** start Recorded data **

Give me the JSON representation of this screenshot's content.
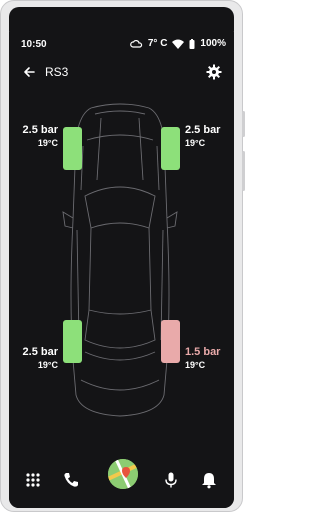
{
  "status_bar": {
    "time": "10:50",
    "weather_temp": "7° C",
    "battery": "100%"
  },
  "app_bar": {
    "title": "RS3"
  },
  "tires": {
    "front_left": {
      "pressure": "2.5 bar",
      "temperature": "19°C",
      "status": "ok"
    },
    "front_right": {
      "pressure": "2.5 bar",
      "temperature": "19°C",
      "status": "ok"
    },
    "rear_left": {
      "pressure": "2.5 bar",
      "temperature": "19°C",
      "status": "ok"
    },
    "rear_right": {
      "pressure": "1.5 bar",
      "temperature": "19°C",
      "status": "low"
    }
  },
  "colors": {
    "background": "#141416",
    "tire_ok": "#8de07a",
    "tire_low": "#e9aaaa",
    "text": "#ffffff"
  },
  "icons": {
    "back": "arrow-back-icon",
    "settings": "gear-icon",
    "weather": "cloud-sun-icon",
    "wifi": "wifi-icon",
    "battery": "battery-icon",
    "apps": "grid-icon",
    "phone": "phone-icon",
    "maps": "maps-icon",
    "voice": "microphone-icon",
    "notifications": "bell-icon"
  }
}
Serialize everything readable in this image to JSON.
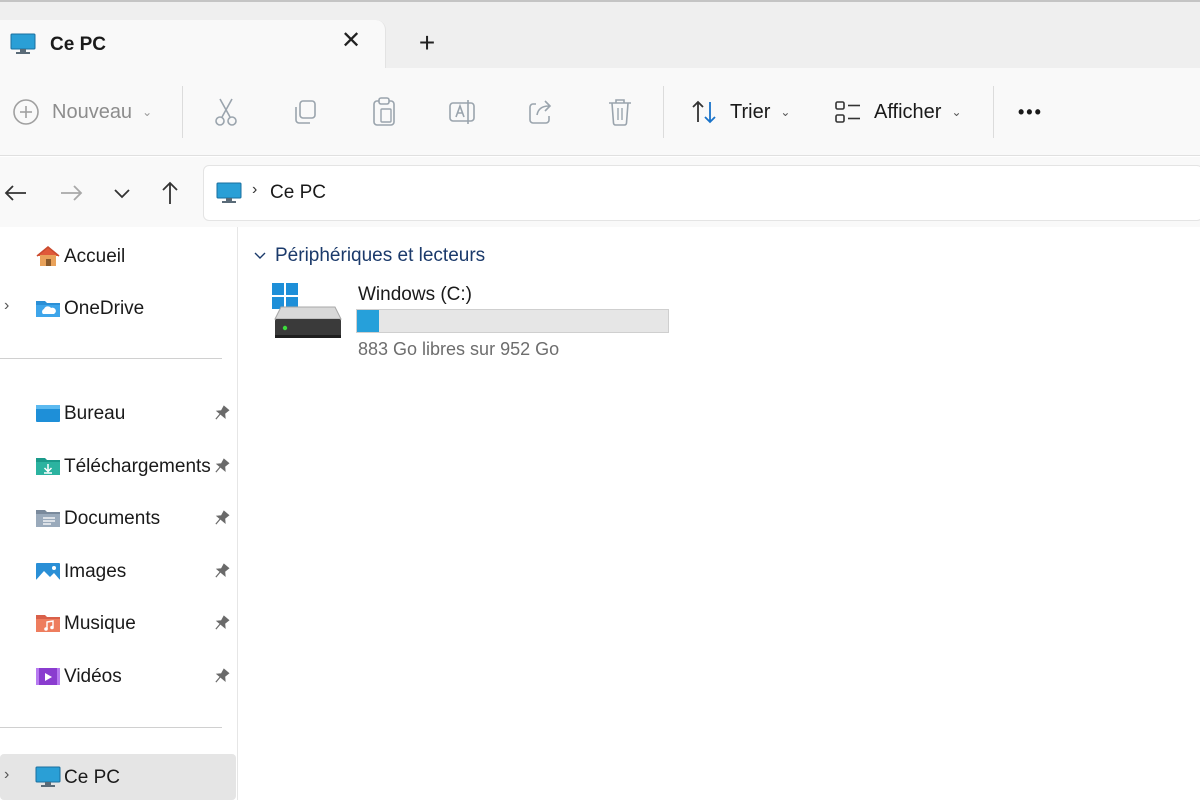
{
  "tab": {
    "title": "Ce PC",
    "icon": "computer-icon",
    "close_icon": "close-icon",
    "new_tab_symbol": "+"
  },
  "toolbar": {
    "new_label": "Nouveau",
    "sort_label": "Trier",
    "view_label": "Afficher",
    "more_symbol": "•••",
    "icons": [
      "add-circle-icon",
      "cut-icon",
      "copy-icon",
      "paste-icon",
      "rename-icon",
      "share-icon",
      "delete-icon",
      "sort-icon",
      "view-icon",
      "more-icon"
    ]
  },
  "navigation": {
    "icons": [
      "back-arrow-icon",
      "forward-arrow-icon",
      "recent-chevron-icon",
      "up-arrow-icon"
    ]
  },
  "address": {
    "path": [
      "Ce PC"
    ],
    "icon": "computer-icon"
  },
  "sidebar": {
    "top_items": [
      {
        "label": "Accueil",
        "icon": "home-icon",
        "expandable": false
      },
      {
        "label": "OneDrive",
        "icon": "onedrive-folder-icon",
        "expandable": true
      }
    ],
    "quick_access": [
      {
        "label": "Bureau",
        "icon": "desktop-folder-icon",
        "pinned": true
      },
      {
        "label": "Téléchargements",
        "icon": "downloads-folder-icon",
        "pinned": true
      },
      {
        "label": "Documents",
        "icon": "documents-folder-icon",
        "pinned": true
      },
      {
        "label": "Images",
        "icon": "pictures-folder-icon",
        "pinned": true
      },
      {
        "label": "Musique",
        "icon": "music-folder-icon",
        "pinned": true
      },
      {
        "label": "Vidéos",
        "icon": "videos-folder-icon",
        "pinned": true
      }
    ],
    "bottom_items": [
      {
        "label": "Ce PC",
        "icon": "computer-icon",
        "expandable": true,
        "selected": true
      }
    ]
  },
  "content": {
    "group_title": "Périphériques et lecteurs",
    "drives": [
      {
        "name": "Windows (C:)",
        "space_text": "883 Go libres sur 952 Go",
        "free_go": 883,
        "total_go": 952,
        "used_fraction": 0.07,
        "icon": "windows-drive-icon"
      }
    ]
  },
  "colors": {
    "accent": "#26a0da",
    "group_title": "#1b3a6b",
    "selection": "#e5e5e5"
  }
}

** end Recorded data **

→ Prompt: Give an exact copy of the material, leaving out every picture.

→ Response to the task:
Give me the JSON representation of this screenshot's content.
{
  "status_bar": {
    "time": "10:50",
    "weather_temp": "7° C",
    "battery": "100%"
  },
  "app_bar": {
    "title": "RS3"
  },
  "tires": {
    "front_left": {
      "pressure": "2.5 bar",
      "temperature": "19°C",
      "status": "ok"
    },
    "front_right": {
      "pressure": "2.5 bar",
      "temperature": "19°C",
      "status": "ok"
    },
    "rear_left": {
      "pressure": "2.5 bar",
      "temperature": "19°C",
      "status": "ok"
    },
    "rear_right": {
      "pressure": "1.5 bar",
      "temperature": "19°C",
      "status": "low"
    }
  },
  "colors": {
    "background": "#141416",
    "tire_ok": "#8de07a",
    "tire_low": "#e9aaaa",
    "text": "#ffffff"
  },
  "icons": {
    "back": "arrow-back-icon",
    "settings": "gear-icon",
    "weather": "cloud-sun-icon",
    "wifi": "wifi-icon",
    "battery": "battery-icon",
    "apps": "grid-icon",
    "phone": "phone-icon",
    "maps": "maps-icon",
    "voice": "microphone-icon",
    "notifications": "bell-icon"
  }
}
Serialize everything readable in this image to JSON.
{
  "tab": {
    "title": "Ce PC",
    "icon": "computer-icon",
    "close_icon": "close-icon",
    "new_tab_symbol": "+"
  },
  "toolbar": {
    "new_label": "Nouveau",
    "sort_label": "Trier",
    "view_label": "Afficher",
    "more_symbol": "•••",
    "icons": [
      "add-circle-icon",
      "cut-icon",
      "copy-icon",
      "paste-icon",
      "rename-icon",
      "share-icon",
      "delete-icon",
      "sort-icon",
      "view-icon",
      "more-icon"
    ]
  },
  "navigation": {
    "icons": [
      "back-arrow-icon",
      "forward-arrow-icon",
      "recent-chevron-icon",
      "up-arrow-icon"
    ]
  },
  "address": {
    "path": [
      "Ce PC"
    ],
    "icon": "computer-icon"
  },
  "sidebar": {
    "top_items": [
      {
        "label": "Accueil",
        "icon": "home-icon",
        "expandable": false
      },
      {
        "label": "OneDrive",
        "icon": "onedrive-folder-icon",
        "expandable": true
      }
    ],
    "quick_access": [
      {
        "label": "Bureau",
        "icon": "desktop-folder-icon",
        "pinned": true
      },
      {
        "label": "Téléchargements",
        "icon": "downloads-folder-icon",
        "pinned": true
      },
      {
        "label": "Documents",
        "icon": "documents-folder-icon",
        "pinned": true
      },
      {
        "label": "Images",
        "icon": "pictures-folder-icon",
        "pinned": true
      },
      {
        "label": "Musique",
        "icon": "music-folder-icon",
        "pinned": true
      },
      {
        "label": "Vidéos",
        "icon": "videos-folder-icon",
        "pinned": true
      }
    ],
    "bottom_items": [
      {
        "label": "Ce PC",
        "icon": "computer-icon",
        "expandable": true,
        "selected": true
      }
    ]
  },
  "content": {
    "group_title": "Périphériques et lecteurs",
    "drives": [
      {
        "name": "Windows (C:)",
        "space_text": "883 Go libres sur 952 Go",
        "free_go": 883,
        "total_go": 952,
        "used_fraction": 0.07,
        "icon": "windows-drive-icon"
      }
    ]
  },
  "colors": {
    "accent": "#26a0da",
    "group_title": "#1b3a6b",
    "selection": "#e5e5e5"
  }
}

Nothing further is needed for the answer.